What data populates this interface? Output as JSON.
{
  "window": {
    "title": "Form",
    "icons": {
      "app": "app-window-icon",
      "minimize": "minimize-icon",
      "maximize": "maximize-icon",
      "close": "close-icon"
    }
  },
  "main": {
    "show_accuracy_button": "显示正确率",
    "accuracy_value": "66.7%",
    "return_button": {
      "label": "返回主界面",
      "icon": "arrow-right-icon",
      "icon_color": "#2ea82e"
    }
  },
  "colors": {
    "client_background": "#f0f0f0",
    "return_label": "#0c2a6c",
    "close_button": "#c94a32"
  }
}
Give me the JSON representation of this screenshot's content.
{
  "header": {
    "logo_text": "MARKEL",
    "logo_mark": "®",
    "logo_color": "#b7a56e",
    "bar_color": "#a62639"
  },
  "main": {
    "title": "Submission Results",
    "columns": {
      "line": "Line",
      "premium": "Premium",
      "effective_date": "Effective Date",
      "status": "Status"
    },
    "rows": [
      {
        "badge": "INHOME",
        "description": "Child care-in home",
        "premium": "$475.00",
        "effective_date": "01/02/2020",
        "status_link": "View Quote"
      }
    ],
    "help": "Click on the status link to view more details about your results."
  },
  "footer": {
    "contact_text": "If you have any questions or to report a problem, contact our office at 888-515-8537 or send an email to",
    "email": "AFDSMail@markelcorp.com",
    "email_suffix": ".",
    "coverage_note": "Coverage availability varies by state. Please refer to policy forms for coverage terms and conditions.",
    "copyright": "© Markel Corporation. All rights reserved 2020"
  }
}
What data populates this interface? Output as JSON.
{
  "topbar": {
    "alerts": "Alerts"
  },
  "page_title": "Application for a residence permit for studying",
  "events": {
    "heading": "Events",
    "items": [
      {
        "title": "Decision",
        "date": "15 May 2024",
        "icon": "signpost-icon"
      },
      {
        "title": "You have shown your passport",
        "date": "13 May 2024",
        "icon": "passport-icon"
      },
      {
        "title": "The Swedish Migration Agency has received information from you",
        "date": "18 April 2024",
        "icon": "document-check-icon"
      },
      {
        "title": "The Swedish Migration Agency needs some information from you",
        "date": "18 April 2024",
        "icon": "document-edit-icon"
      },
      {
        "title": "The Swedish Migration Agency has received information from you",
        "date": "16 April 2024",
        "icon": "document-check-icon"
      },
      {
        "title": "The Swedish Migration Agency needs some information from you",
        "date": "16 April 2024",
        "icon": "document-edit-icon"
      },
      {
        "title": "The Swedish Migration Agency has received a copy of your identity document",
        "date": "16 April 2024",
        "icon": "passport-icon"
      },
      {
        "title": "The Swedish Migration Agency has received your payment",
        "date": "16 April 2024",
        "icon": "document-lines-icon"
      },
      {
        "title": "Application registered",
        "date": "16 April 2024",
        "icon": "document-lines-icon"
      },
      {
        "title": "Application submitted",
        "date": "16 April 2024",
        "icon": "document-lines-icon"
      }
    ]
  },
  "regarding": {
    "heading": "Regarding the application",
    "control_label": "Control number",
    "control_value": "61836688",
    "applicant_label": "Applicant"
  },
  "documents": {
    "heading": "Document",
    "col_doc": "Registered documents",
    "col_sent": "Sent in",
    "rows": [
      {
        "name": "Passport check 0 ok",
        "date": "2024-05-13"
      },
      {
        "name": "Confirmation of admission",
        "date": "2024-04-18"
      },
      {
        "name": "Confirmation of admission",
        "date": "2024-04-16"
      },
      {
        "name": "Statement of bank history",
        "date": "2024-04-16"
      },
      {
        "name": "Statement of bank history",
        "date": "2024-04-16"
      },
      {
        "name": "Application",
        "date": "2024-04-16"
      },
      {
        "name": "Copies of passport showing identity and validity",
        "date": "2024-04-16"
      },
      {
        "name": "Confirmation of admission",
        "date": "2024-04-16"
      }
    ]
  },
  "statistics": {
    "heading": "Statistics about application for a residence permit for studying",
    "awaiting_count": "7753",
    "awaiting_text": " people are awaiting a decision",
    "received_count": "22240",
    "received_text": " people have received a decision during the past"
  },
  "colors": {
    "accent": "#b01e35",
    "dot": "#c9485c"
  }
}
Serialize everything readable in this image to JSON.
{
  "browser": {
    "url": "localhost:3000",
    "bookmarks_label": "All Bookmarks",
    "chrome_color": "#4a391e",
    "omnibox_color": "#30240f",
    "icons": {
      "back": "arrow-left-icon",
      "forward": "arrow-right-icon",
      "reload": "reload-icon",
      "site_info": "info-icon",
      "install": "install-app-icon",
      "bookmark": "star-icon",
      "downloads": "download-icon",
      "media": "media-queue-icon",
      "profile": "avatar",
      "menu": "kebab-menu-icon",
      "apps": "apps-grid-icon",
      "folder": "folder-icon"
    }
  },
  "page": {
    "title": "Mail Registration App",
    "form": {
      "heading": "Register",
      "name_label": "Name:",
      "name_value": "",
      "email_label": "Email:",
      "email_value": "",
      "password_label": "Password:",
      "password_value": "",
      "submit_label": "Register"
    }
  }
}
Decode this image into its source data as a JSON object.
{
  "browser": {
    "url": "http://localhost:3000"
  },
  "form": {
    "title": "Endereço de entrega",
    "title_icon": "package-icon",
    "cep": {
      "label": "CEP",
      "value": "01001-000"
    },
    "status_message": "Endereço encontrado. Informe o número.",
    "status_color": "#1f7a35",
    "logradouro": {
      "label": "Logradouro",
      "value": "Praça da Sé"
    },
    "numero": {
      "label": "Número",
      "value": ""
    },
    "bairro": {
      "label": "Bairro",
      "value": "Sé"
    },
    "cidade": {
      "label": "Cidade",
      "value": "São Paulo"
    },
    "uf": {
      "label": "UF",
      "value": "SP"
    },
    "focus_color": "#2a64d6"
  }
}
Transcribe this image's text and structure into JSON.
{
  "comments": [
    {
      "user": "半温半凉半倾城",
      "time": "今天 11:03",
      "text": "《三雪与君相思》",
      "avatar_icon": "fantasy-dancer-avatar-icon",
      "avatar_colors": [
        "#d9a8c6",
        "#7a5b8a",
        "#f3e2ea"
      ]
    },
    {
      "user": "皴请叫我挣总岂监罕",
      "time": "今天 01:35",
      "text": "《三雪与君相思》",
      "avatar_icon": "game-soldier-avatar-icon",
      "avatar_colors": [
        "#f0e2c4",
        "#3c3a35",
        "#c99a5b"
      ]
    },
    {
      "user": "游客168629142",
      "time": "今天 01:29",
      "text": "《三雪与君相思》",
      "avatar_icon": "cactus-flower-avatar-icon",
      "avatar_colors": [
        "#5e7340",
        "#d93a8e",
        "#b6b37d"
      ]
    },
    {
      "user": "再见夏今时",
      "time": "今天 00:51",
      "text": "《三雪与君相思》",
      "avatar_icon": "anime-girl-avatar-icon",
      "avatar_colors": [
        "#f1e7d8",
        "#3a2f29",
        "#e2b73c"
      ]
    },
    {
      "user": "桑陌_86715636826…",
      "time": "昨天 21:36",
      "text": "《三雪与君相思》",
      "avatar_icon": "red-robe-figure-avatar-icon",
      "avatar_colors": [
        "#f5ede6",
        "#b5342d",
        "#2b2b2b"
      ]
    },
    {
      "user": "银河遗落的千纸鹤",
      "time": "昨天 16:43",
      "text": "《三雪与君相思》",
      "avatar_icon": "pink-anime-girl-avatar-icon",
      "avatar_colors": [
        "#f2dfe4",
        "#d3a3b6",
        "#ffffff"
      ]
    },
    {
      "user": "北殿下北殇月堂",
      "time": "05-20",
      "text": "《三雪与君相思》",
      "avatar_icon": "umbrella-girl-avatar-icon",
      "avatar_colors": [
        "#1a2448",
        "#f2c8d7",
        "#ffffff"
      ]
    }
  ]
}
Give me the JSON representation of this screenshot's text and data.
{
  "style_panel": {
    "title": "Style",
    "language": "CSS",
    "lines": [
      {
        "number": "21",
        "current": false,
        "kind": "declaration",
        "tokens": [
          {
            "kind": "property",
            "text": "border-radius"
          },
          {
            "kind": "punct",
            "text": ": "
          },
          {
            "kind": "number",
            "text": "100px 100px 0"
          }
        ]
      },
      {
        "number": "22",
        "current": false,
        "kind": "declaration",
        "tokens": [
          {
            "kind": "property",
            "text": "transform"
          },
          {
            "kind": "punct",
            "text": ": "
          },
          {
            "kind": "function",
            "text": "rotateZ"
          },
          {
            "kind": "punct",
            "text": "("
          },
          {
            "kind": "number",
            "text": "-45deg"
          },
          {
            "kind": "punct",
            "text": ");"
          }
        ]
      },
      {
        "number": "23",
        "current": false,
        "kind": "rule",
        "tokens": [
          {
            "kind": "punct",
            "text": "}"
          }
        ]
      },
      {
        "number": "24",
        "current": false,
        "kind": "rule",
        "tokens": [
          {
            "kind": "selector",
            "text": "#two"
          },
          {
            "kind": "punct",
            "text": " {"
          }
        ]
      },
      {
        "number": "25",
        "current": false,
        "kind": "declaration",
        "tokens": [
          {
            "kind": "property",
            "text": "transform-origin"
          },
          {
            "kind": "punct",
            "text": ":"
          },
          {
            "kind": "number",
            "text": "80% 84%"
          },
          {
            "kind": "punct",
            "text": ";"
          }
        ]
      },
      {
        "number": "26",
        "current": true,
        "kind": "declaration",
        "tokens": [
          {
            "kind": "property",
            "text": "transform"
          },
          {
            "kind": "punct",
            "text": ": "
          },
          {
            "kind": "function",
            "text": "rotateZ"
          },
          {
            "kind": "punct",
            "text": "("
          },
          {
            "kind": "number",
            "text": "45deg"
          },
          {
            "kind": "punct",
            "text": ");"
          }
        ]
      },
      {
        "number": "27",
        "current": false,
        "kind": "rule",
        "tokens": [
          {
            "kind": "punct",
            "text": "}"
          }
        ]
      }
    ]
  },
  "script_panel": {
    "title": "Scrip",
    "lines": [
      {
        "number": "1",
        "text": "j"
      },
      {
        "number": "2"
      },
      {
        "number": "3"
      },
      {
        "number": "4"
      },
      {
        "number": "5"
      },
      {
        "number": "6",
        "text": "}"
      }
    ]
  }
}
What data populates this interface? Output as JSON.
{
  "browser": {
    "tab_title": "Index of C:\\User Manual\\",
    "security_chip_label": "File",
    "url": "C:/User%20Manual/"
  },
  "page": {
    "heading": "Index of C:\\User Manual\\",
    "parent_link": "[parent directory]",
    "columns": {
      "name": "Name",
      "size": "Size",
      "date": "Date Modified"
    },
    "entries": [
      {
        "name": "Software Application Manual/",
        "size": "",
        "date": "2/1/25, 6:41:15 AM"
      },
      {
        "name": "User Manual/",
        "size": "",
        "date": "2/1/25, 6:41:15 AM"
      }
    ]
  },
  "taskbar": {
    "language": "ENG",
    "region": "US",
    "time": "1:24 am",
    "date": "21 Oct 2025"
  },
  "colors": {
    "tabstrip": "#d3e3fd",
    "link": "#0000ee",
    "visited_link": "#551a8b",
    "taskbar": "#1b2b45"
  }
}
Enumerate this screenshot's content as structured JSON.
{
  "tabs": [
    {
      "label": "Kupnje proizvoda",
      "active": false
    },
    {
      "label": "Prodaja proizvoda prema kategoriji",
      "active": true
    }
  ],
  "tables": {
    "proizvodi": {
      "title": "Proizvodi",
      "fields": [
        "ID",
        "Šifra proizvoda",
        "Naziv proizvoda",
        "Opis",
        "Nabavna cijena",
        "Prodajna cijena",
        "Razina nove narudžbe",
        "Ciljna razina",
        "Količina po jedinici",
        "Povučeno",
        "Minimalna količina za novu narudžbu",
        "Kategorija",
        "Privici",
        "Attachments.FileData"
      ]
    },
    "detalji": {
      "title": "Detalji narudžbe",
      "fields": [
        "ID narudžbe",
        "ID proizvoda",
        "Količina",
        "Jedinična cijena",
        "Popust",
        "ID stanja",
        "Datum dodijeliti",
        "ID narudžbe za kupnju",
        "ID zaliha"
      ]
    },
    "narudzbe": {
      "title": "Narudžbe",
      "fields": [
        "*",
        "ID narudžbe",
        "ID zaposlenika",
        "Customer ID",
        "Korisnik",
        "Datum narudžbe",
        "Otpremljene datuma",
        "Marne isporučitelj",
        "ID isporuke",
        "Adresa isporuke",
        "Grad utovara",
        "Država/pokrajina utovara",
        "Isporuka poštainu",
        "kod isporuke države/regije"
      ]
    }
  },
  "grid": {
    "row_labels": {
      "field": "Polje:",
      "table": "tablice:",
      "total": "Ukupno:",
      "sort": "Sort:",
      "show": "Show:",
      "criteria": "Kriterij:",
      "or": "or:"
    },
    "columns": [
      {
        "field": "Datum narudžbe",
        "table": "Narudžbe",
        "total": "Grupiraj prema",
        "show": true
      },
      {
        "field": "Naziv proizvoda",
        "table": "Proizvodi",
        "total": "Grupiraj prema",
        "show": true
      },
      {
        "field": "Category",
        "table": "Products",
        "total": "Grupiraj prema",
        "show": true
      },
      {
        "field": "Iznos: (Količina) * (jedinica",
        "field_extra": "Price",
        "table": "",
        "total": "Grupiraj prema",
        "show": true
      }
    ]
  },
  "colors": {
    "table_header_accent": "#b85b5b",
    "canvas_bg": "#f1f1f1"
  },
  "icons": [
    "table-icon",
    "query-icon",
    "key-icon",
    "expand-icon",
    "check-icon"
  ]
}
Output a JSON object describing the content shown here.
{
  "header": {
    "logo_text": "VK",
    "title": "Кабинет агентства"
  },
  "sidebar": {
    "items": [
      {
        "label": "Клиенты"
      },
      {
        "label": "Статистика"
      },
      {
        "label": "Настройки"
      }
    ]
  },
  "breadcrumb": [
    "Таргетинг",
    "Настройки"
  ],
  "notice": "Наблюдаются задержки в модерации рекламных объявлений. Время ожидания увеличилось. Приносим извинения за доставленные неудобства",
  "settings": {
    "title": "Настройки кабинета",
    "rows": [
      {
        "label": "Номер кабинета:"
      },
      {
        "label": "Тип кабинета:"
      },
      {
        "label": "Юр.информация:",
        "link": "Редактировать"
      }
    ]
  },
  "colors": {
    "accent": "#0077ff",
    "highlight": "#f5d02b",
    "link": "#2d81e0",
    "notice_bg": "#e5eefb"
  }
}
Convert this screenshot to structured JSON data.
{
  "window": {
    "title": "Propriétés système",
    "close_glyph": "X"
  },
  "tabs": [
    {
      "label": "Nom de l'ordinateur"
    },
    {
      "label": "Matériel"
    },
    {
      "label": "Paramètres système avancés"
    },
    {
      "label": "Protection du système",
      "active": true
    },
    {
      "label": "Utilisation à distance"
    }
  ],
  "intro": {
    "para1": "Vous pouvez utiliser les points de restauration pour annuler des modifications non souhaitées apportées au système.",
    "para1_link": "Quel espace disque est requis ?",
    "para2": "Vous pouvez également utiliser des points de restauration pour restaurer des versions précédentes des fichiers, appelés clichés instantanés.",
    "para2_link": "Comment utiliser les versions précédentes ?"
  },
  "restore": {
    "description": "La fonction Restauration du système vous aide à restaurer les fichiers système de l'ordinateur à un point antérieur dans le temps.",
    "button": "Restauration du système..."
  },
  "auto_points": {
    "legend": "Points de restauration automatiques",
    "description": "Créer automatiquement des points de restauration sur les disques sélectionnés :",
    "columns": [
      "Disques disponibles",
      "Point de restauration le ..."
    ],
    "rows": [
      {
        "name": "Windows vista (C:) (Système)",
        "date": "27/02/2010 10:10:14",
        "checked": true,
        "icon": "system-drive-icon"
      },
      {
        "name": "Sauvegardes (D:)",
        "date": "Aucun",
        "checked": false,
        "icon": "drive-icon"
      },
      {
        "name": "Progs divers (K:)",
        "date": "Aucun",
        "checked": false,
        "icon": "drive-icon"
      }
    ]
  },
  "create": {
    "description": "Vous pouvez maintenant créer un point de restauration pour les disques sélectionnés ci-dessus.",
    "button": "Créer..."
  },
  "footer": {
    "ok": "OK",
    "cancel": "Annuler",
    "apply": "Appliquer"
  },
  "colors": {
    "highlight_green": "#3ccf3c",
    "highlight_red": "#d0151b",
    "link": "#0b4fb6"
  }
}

+ + + +

Pick out all the lines with the word "into" in them and copy them.

* [Output below]
Decode this image into its source data as a JSON object.
Transcribe this image's text and structure into JSON.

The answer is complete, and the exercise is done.